◆ DATA ROWS ◆
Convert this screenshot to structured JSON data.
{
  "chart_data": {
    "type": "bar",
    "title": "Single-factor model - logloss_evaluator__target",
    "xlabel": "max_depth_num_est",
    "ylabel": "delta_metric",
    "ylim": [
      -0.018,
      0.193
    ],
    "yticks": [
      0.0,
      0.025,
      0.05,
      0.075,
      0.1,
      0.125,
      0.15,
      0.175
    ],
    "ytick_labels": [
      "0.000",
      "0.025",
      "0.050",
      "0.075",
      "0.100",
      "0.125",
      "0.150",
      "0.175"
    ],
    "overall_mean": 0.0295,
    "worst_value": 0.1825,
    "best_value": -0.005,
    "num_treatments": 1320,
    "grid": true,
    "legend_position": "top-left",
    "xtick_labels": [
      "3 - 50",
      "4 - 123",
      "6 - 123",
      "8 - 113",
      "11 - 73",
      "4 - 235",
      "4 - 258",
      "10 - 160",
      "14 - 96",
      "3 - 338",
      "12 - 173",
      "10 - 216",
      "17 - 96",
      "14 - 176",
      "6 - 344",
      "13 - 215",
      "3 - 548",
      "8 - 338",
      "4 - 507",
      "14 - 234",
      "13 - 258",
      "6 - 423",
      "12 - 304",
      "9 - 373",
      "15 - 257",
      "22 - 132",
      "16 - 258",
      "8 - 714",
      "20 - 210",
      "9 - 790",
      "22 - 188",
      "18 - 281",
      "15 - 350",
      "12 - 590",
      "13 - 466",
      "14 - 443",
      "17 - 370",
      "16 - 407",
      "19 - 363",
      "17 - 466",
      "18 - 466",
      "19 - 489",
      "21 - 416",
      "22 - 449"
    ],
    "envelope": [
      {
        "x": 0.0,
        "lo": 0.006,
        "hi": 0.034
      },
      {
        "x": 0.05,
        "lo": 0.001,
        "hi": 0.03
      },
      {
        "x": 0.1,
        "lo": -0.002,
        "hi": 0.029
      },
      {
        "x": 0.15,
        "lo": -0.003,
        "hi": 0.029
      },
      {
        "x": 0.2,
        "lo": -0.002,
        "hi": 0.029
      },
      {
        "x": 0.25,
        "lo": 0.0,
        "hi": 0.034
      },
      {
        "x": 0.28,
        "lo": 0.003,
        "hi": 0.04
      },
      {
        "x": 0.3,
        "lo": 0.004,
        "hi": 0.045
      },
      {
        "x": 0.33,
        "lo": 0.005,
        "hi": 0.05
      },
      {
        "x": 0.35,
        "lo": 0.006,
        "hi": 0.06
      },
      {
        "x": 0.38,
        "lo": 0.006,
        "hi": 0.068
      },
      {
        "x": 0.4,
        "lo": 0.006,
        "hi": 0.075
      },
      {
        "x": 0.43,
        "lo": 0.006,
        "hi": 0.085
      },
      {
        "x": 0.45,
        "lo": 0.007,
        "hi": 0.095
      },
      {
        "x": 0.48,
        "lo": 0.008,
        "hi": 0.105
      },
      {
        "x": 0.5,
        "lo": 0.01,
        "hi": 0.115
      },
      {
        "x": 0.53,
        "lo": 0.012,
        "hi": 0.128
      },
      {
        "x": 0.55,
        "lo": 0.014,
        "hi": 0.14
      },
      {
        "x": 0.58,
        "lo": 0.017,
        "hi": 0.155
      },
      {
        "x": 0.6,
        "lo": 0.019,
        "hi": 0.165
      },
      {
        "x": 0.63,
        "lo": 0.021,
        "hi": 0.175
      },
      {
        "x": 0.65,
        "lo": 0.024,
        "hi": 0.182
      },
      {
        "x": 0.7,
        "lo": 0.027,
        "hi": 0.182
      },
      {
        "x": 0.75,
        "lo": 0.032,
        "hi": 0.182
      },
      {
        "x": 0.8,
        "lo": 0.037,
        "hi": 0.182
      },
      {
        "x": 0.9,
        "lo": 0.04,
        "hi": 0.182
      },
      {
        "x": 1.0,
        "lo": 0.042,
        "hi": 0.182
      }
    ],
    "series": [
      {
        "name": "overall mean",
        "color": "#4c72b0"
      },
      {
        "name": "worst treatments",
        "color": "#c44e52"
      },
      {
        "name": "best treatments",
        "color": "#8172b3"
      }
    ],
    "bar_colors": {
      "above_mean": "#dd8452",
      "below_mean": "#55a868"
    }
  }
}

◆ STATED EXERCISE ◆
Copy every record exactly, with nothing added or dropped.

◆ FULL ANSWER ◆
Convert this screenshot to structured JSON data.
{
  "chart_data": {
    "type": "bar",
    "title": "Single-factor model - logloss_evaluator__target",
    "xlabel": "max_depth_num_est",
    "ylabel": "delta_metric",
    "ylim": [
      -0.018,
      0.193
    ],
    "yticks": [
      0.0,
      0.025,
      0.05,
      0.075,
      0.1,
      0.125,
      0.15,
      0.175
    ],
    "ytick_labels": [
      "0.000",
      "0.025",
      "0.050",
      "0.075",
      "0.100",
      "0.125",
      "0.150",
      "0.175"
    ],
    "overall_mean": 0.0295,
    "worst_value": 0.1825,
    "best_value": -0.005,
    "num_treatments": 1320,
    "grid": true,
    "legend_position": "top-left",
    "xtick_labels": [
      "3 - 50",
      "4 - 123",
      "6 - 123",
      "8 - 113",
      "11 - 73",
      "4 - 235",
      "4 - 258",
      "10 - 160",
      "14 - 96",
      "3 - 338",
      "12 - 173",
      "10 - 216",
      "17 - 96",
      "14 - 176",
      "6 - 344",
      "13 - 215",
      "3 - 548",
      "8 - 338",
      "4 - 507",
      "14 - 234",
      "13 - 258",
      "6 - 423",
      "12 - 304",
      "9 - 373",
      "15 - 257",
      "22 - 132",
      "16 - 258",
      "8 - 714",
      "20 - 210",
      "9 - 790",
      "22 - 188",
      "18 - 281",
      "15 - 350",
      "12 - 590",
      "13 - 466",
      "14 - 443",
      "17 - 370",
      "16 - 407",
      "19 - 363",
      "17 - 466",
      "18 - 466",
      "19 - 489",
      "21 - 416",
      "22 - 449"
    ],
    "envelope": [
      {
        "x": 0.0,
        "lo": 0.006,
        "hi": 0.034
      },
      {
        "x": 0.05,
        "lo": 0.001,
        "hi": 0.03
      },
      {
        "x": 0.1,
        "lo": -0.002,
        "hi": 0.029
      },
      {
        "x": 0.15,
        "lo": -0.003,
        "hi": 0.029
      },
      {
        "x": 0.2,
        "lo": -0.002,
        "hi": 0.029
      },
      {
        "x": 0.25,
        "lo": 0.0,
        "hi": 0.034
      },
      {
        "x": 0.28,
        "lo": 0.003,
        "hi": 0.04
      },
      {
        "x": 0.3,
        "lo": 0.004,
        "hi": 0.045
      },
      {
        "x": 0.33,
        "lo": 0.005,
        "hi": 0.05
      },
      {
        "x": 0.35,
        "lo": 0.006,
        "hi": 0.06
      },
      {
        "x": 0.38,
        "lo": 0.006,
        "hi": 0.068
      },
      {
        "x": 0.4,
        "lo": 0.006,
        "hi": 0.075
      },
      {
        "x": 0.43,
        "lo": 0.006,
        "hi": 0.085
      },
      {
        "x": 0.45,
        "lo": 0.007,
        "hi": 0.095
      },
      {
        "x": 0.48,
        "lo": 0.008,
        "hi": 0.105
      },
      {
        "x": 0.5,
        "lo": 0.01,
        "hi": 0.115
      },
      {
        "x": 0.53,
        "lo": 0.012,
        "hi": 0.128
      },
      {
        "x": 0.55,
        "lo": 0.014,
        "hi": 0.14
      },
      {
        "x": 0.58,
        "lo": 0.017,
        "hi": 0.155
      },
      {
        "x": 0.6,
        "lo": 0.019,
        "hi": 0.165
      },
      {
        "x": 0.63,
        "lo": 0.021,
        "hi": 0.175
      },
      {
        "x": 0.65,
        "lo": 0.024,
        "hi": 0.182
      },
      {
        "x": 0.7,
        "lo": 0.027,
        "hi": 0.182
      },
      {
        "x": 0.75,
        "lo": 0.032,
        "hi": 0.182
      },
      {
        "x": 0.8,
        "lo": 0.037,
        "hi": 0.182
      },
      {
        "x": 0.9,
        "lo": 0.04,
        "hi": 0.182
      },
      {
        "x": 1.0,
        "lo": 0.042,
        "hi": 0.182
      }
    ],
    "series": [
      {
        "name": "overall mean",
        "color": "#4c72b0"
      },
      {
        "name": "worst treatments",
        "color": "#c44e52"
      },
      {
        "name": "best treatments",
        "color": "#8172b3"
      }
    ],
    "bar_colors": {
      "above_mean": "#dd8452",
      "below_mean": "#55a868"
    }
  }
}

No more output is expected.